→ TO BE DONE: Scan each line of the records for the word "sumber" and extract the ones that have it.

## BEGIN SUPPLIED MATERIAL

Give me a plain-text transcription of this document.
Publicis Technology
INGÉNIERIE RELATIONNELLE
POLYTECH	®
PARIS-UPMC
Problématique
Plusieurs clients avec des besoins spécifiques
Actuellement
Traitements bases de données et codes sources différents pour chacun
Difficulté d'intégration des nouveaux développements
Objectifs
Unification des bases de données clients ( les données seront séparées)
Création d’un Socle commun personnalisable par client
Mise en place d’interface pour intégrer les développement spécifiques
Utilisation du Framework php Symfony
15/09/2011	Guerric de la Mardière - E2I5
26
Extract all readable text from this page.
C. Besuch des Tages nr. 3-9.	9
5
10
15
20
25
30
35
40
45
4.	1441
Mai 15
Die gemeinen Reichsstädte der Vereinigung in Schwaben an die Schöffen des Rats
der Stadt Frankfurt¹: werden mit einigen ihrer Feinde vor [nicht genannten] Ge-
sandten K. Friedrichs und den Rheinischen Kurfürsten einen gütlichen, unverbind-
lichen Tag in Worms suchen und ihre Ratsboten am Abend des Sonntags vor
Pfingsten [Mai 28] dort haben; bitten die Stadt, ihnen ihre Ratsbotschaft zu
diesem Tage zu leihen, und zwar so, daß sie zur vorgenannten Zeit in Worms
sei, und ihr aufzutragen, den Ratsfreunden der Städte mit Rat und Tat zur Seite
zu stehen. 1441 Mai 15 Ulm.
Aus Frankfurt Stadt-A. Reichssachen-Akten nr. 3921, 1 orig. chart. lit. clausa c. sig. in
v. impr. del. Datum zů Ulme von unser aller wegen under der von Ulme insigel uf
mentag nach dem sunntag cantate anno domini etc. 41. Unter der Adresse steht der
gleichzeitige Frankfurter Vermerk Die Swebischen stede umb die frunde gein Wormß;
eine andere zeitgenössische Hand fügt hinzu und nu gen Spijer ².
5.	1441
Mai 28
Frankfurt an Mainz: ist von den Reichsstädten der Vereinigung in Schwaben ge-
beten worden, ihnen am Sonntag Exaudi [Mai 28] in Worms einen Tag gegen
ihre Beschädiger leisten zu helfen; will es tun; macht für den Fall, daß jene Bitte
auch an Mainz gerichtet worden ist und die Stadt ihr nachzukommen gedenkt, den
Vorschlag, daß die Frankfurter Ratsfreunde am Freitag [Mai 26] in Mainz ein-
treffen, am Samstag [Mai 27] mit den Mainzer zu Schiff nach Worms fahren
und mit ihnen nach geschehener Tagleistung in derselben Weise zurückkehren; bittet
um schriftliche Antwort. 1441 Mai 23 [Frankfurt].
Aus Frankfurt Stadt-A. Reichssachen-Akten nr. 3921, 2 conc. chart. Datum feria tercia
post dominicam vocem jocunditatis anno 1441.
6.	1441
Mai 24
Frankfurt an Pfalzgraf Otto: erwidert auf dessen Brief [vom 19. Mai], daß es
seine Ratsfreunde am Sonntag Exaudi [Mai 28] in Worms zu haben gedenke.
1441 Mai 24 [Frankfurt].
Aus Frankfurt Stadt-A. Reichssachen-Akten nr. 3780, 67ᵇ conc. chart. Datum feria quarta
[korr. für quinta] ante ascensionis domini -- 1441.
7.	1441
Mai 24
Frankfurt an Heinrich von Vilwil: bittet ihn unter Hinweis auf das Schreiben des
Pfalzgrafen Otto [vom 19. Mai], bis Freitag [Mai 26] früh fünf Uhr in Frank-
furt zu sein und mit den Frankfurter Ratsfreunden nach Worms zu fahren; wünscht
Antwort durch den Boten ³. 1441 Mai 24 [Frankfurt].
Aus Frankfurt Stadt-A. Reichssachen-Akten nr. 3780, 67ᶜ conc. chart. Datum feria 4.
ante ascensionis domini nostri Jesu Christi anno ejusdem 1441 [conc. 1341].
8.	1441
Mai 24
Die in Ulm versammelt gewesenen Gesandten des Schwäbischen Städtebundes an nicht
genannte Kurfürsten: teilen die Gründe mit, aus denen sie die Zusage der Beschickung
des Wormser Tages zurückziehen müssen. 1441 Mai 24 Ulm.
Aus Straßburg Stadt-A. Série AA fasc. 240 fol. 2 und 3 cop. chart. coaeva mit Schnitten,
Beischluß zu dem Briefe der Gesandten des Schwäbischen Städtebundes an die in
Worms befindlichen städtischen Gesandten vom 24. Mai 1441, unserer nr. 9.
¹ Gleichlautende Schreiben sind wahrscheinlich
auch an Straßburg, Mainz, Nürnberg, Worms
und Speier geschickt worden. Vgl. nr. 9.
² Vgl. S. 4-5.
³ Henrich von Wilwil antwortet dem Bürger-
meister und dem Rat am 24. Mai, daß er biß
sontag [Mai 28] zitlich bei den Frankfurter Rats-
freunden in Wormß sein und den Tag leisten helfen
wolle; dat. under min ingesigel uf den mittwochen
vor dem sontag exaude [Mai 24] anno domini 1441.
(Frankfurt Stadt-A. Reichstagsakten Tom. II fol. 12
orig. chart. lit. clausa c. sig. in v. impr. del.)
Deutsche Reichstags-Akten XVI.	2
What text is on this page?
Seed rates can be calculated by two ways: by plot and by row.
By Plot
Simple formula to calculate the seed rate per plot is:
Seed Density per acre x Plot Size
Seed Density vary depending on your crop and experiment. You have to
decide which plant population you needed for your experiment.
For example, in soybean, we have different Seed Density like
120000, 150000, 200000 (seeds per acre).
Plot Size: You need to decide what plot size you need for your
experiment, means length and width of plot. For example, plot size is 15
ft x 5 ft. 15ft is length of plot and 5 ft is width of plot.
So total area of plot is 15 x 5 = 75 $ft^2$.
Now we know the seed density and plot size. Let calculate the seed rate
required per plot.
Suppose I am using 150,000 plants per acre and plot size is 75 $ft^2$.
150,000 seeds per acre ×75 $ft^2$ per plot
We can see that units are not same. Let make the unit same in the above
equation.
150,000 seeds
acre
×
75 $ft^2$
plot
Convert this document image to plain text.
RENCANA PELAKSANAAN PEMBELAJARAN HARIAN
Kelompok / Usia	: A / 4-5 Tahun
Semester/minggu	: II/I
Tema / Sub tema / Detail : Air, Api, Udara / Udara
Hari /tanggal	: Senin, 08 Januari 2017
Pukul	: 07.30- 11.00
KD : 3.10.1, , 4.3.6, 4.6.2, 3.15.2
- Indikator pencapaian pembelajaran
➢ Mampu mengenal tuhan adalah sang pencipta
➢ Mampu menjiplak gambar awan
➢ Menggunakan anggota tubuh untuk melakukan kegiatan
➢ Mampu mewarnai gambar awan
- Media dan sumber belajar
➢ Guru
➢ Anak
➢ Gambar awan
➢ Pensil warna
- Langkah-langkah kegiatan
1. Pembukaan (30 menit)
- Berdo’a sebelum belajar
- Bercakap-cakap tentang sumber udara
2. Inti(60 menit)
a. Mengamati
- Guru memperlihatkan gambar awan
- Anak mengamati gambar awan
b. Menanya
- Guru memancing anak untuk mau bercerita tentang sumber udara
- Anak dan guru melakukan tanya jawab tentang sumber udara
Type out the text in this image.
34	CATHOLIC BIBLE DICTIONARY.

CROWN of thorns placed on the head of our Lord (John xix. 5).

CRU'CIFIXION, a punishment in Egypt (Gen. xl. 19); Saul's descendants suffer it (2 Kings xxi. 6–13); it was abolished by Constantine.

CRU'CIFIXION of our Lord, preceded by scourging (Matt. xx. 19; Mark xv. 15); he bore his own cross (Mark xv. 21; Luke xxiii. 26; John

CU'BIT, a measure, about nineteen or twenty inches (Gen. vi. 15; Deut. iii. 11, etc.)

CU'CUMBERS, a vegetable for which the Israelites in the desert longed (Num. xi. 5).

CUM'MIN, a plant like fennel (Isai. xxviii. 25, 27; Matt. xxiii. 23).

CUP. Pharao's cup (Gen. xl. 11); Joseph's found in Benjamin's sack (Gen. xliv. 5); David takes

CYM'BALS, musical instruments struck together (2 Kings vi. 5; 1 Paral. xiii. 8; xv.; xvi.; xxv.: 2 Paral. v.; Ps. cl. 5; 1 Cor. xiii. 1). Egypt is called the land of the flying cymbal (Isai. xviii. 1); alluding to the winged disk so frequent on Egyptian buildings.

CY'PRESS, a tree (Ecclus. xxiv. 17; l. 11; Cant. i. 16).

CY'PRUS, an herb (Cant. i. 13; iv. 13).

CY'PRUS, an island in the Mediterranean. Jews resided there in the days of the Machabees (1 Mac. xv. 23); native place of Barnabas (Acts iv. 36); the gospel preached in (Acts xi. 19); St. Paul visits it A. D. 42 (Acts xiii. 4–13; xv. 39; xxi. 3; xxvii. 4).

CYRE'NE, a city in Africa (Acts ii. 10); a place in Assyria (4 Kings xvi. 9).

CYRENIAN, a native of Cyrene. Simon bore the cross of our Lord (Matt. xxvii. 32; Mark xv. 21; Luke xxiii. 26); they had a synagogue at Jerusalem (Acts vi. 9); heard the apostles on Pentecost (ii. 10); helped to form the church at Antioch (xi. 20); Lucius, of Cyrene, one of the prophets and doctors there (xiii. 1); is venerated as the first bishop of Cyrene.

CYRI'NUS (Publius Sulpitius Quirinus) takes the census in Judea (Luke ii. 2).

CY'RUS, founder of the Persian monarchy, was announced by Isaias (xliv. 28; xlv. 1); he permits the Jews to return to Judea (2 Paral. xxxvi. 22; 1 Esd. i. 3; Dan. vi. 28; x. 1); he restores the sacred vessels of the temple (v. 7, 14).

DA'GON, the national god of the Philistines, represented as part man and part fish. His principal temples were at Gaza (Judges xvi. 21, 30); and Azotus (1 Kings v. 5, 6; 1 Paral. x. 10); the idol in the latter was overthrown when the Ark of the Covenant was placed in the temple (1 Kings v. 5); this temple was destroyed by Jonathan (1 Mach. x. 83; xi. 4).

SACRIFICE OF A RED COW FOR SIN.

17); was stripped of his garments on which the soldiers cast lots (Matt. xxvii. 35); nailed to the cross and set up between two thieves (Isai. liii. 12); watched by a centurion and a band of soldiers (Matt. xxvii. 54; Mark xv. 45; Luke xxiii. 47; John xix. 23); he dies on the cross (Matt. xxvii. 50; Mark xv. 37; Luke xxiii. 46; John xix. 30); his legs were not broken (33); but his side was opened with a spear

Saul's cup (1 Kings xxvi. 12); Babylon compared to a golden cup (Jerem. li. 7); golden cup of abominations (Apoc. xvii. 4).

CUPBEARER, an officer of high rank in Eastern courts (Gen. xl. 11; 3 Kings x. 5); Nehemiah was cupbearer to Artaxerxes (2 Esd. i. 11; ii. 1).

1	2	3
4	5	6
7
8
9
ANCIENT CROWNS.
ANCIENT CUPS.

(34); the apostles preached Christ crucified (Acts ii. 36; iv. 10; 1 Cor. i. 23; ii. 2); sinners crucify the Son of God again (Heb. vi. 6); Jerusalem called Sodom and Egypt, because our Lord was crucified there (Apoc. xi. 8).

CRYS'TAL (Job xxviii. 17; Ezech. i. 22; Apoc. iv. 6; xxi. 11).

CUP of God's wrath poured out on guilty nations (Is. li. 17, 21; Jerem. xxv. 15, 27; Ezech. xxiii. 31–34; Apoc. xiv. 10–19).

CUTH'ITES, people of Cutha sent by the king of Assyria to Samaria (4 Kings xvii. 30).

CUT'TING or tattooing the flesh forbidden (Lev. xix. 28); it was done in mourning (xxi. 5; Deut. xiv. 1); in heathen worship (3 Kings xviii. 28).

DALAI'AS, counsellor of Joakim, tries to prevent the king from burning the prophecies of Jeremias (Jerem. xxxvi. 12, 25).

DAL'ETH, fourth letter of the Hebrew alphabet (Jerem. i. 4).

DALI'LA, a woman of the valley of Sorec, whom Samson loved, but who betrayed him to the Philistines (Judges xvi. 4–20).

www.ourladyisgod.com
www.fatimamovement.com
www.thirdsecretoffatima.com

## END SUPPLIED MATERIAL

→ SOLVED PROBLEM:
- Media dan sumber belajar
- Bercakap-cakap tentang sumber udara
- Guru memancing anak untuk mau bercerita tentang sumber udara
- Anak dan guru melakukan tanya jawab tentang sumber udara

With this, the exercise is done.